» Direction
Word for word, retype every entry in the listing.

» Figure data in JSON
-=-=-
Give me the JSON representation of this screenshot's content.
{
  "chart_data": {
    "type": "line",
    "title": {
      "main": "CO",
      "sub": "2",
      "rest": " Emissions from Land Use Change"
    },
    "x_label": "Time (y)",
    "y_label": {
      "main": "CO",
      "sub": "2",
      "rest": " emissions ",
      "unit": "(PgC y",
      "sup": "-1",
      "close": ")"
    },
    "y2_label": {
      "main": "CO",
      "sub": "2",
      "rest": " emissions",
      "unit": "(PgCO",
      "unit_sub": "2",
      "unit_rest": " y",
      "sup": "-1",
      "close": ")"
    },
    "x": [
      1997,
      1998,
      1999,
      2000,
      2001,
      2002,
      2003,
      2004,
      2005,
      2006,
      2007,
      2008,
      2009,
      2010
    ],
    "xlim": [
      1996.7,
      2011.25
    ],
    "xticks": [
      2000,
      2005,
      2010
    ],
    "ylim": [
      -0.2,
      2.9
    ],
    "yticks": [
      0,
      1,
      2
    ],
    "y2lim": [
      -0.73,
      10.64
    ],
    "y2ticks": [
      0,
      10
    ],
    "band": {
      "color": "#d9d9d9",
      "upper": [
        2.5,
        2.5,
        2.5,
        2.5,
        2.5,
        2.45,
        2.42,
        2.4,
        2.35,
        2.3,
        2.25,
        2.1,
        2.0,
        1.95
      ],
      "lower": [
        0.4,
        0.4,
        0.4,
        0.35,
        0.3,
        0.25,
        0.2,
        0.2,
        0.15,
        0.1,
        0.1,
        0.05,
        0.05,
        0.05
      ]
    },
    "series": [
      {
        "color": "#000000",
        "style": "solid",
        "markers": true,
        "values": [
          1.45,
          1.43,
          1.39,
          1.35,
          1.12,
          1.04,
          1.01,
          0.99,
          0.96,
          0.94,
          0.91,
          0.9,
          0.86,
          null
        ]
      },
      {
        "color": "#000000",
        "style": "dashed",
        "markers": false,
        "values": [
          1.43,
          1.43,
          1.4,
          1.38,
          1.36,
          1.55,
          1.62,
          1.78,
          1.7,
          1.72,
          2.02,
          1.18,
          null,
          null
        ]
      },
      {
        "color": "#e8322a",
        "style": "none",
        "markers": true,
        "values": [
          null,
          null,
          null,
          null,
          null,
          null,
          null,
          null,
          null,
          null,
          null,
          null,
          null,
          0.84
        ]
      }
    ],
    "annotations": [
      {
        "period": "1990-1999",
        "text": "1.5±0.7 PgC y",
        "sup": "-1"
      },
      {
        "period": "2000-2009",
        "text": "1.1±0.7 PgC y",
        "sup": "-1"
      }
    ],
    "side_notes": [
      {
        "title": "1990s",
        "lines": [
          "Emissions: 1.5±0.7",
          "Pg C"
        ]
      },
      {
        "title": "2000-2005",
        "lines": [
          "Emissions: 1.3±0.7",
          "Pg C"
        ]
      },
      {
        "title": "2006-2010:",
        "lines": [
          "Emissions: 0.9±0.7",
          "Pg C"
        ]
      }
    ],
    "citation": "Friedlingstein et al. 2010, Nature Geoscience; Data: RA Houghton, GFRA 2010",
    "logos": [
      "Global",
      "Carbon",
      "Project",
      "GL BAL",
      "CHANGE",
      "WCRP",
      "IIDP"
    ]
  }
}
-=-=-
» Solution to this problem
Give me the JSON representation of this screenshot's content.
{
  "chart_data": {
    "type": "line",
    "title": {
      "main": "CO",
      "sub": "2",
      "rest": " Emissions from Land Use Change"
    },
    "x_label": "Time (y)",
    "y_label": {
      "main": "CO",
      "sub": "2",
      "rest": " emissions ",
      "unit": "(PgC y",
      "sup": "-1",
      "close": ")"
    },
    "y2_label": {
      "main": "CO",
      "sub": "2",
      "rest": " emissions",
      "unit": "(PgCO",
      "unit_sub": "2",
      "unit_rest": " y",
      "sup": "-1",
      "close": ")"
    },
    "x": [
      1997,
      1998,
      1999,
      2000,
      2001,
      2002,
      2003,
      2004,
      2005,
      2006,
      2007,
      2008,
      2009,
      2010
    ],
    "xlim": [
      1996.7,
      2011.25
    ],
    "xticks": [
      2000,
      2005,
      2010
    ],
    "ylim": [
      -0.2,
      2.9
    ],
    "yticks": [
      0,
      1,
      2
    ],
    "y2lim": [
      -0.73,
      10.64
    ],
    "y2ticks": [
      0,
      10
    ],
    "band": {
      "color": "#d9d9d9",
      "upper": [
        2.5,
        2.5,
        2.5,
        2.5,
        2.5,
        2.45,
        2.42,
        2.4,
        2.35,
        2.3,
        2.25,
        2.1,
        2.0,
        1.95
      ],
      "lower": [
        0.4,
        0.4,
        0.4,
        0.35,
        0.3,
        0.25,
        0.2,
        0.2,
        0.15,
        0.1,
        0.1,
        0.05,
        0.05,
        0.05
      ]
    },
    "series": [
      {
        "color": "#000000",
        "style": "solid",
        "markers": true,
        "values": [
          1.45,
          1.43,
          1.39,
          1.35,
          1.12,
          1.04,
          1.01,
          0.99,
          0.96,
          0.94,
          0.91,
          0.9,
          0.86,
          null
        ]
      },
      {
        "color": "#000000",
        "style": "dashed",
        "markers": false,
        "values": [
          1.43,
          1.43,
          1.4,
          1.38,
          1.36,
          1.55,
          1.62,
          1.78,
          1.7,
          1.72,
          2.02,
          1.18,
          null,
          null
        ]
      },
      {
        "color": "#e8322a",
        "style": "none",
        "markers": true,
        "values": [
          null,
          null,
          null,
          null,
          null,
          null,
          null,
          null,
          null,
          null,
          null,
          null,
          null,
          0.84
        ]
      }
    ],
    "annotations": [
      {
        "period": "1990-1999",
        "text": "1.5±0.7 PgC y",
        "sup": "-1"
      },
      {
        "period": "2000-2009",
        "text": "1.1±0.7 PgC y",
        "sup": "-1"
      }
    ],
    "side_notes": [
      {
        "title": "1990s",
        "lines": [
          "Emissions: 1.5±0.7",
          "Pg C"
        ]
      },
      {
        "title": "2000-2005",
        "lines": [
          "Emissions: 1.3±0.7",
          "Pg C"
        ]
      },
      {
        "title": "2006-2010:",
        "lines": [
          "Emissions: 0.9±0.7",
          "Pg C"
        ]
      }
    ],
    "citation": "Friedlingstein et al. 2010, Nature Geoscience; Data: RA Houghton, GFRA 2010",
    "logos": [
      "Global",
      "Carbon",
      "Project",
      "GL BAL",
      "CHANGE",
      "WCRP",
      "IIDP"
    ]
  }
}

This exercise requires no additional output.